# Work to be completed:
Transcribe the material word for word, but without the images.

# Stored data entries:
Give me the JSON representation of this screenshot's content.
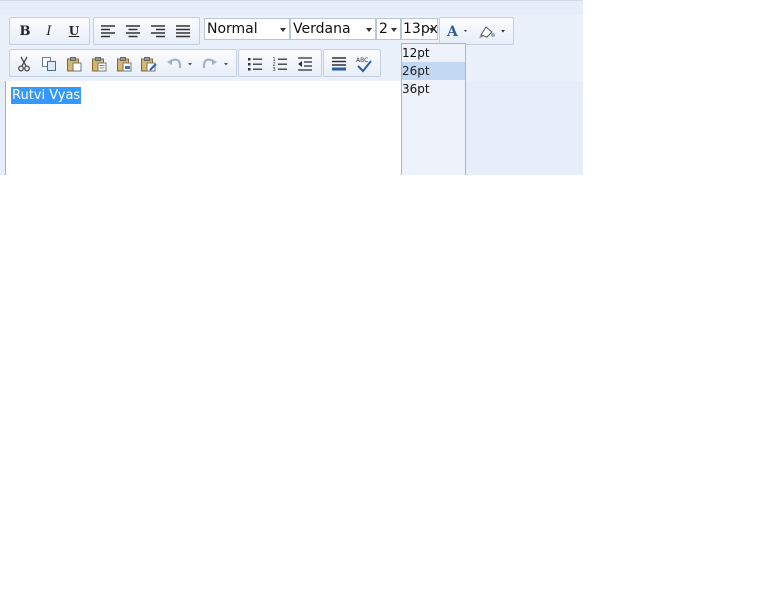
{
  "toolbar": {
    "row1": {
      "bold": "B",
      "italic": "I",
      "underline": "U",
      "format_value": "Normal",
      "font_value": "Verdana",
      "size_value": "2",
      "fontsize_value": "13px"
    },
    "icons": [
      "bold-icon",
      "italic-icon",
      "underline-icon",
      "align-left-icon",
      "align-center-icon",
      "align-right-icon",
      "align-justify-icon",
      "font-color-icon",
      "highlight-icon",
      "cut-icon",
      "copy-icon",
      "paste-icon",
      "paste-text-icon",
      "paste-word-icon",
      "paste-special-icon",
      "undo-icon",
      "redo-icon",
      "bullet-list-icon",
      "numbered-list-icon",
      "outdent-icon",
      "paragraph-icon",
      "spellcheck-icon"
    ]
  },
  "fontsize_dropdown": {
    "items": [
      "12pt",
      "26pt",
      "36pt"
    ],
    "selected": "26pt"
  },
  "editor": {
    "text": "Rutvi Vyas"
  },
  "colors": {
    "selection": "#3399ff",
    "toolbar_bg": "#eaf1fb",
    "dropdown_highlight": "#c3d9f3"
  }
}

# The reply:
Give me the JSON representation of this screenshot's content.
{
  "toolbar": {
    "row1": {
      "bold": "B",
      "italic": "I",
      "underline": "U",
      "format_value": "Normal",
      "font_value": "Verdana",
      "size_value": "2",
      "fontsize_value": "13px"
    },
    "icons": [
      "bold-icon",
      "italic-icon",
      "underline-icon",
      "align-left-icon",
      "align-center-icon",
      "align-right-icon",
      "align-justify-icon",
      "font-color-icon",
      "highlight-icon",
      "cut-icon",
      "copy-icon",
      "paste-icon",
      "paste-text-icon",
      "paste-word-icon",
      "paste-special-icon",
      "undo-icon",
      "redo-icon",
      "bullet-list-icon",
      "numbered-list-icon",
      "outdent-icon",
      "paragraph-icon",
      "spellcheck-icon"
    ]
  },
  "fontsize_dropdown": {
    "items": [
      "12pt",
      "26pt",
      "36pt"
    ],
    "selected": "26pt"
  },
  "editor": {
    "text": "Rutvi Vyas"
  },
  "colors": {
    "selection": "#3399ff",
    "toolbar_bg": "#eaf1fb",
    "dropdown_highlight": "#c3d9f3"
  }
}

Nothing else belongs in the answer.